- _Directions_: Tell how many lines in the data below hold the string "results"; give nothing but the number.

[Excerpt from a dataset]
----------------
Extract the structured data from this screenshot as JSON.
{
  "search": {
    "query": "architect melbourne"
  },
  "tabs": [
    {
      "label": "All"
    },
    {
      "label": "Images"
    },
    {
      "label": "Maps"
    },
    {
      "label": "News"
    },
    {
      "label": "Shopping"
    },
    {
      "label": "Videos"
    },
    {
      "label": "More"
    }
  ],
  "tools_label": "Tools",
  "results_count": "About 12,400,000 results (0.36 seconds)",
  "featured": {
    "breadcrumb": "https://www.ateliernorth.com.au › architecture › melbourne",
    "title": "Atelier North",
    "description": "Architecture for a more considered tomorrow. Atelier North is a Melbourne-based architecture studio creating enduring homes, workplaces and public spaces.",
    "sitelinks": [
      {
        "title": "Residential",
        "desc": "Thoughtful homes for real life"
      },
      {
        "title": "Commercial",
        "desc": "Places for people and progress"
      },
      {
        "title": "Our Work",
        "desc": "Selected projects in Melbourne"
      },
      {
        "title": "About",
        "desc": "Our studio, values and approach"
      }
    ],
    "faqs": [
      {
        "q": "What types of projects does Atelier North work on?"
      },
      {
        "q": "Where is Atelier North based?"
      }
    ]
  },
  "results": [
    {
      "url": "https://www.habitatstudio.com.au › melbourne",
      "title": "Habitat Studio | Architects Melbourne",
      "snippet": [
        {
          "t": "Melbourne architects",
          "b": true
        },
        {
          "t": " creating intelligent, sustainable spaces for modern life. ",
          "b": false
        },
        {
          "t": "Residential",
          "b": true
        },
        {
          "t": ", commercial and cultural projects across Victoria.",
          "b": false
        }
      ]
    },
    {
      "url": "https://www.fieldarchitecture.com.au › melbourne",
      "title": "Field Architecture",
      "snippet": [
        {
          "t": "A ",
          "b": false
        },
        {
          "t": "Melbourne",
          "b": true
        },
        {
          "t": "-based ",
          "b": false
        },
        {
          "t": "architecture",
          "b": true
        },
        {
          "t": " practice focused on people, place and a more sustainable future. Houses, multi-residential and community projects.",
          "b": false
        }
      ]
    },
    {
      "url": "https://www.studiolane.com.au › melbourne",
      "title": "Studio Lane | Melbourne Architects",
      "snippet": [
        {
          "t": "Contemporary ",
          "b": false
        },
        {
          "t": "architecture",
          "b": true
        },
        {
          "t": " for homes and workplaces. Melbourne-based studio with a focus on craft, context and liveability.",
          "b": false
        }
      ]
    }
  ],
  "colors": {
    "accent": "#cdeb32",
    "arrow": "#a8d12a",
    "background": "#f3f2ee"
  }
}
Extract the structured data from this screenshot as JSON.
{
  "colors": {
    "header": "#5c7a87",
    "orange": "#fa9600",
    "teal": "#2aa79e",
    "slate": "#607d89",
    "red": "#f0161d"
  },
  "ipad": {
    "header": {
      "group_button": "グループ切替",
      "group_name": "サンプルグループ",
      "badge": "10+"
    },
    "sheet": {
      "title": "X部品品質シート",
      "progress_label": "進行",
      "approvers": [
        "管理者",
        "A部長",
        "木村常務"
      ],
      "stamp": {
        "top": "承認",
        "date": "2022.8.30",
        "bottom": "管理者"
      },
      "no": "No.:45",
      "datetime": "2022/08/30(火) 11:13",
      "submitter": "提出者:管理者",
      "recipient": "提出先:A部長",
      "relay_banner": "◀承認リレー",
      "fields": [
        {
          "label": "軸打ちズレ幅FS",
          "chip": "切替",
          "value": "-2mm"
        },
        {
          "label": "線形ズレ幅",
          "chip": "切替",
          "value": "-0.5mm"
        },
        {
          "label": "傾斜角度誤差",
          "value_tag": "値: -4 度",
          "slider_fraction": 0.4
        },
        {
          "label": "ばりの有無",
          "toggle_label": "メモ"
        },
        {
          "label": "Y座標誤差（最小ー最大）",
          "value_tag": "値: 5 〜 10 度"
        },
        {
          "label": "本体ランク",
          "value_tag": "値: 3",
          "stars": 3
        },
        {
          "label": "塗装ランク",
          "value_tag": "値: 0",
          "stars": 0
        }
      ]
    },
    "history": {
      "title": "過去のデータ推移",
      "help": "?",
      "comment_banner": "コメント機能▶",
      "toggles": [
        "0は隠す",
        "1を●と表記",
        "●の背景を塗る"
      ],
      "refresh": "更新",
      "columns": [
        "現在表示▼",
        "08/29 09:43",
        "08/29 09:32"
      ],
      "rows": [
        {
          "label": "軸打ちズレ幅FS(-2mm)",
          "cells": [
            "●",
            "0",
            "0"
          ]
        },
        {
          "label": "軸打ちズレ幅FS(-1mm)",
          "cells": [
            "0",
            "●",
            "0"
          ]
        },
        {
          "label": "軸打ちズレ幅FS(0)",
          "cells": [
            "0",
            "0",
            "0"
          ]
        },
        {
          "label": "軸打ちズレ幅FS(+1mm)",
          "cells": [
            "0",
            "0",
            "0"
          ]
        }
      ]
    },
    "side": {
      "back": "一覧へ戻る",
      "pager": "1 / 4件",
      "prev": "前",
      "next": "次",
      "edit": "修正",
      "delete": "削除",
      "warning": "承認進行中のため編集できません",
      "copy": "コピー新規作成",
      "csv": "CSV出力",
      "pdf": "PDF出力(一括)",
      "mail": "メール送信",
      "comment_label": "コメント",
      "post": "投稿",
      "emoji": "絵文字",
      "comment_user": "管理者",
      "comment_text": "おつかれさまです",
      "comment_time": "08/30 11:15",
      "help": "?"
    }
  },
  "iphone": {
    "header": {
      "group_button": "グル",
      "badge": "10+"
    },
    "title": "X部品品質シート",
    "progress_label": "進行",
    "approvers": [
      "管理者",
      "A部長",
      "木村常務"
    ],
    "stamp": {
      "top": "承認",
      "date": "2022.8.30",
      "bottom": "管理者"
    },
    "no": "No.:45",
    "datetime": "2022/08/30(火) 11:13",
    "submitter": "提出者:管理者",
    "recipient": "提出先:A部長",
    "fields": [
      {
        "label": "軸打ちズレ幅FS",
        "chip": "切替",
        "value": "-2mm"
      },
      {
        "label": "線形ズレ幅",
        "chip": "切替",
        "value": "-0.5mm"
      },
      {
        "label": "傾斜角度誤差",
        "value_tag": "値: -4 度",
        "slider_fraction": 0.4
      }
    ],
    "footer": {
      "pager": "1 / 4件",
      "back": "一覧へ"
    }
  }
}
----------------
- _Solution to the exercise_: 2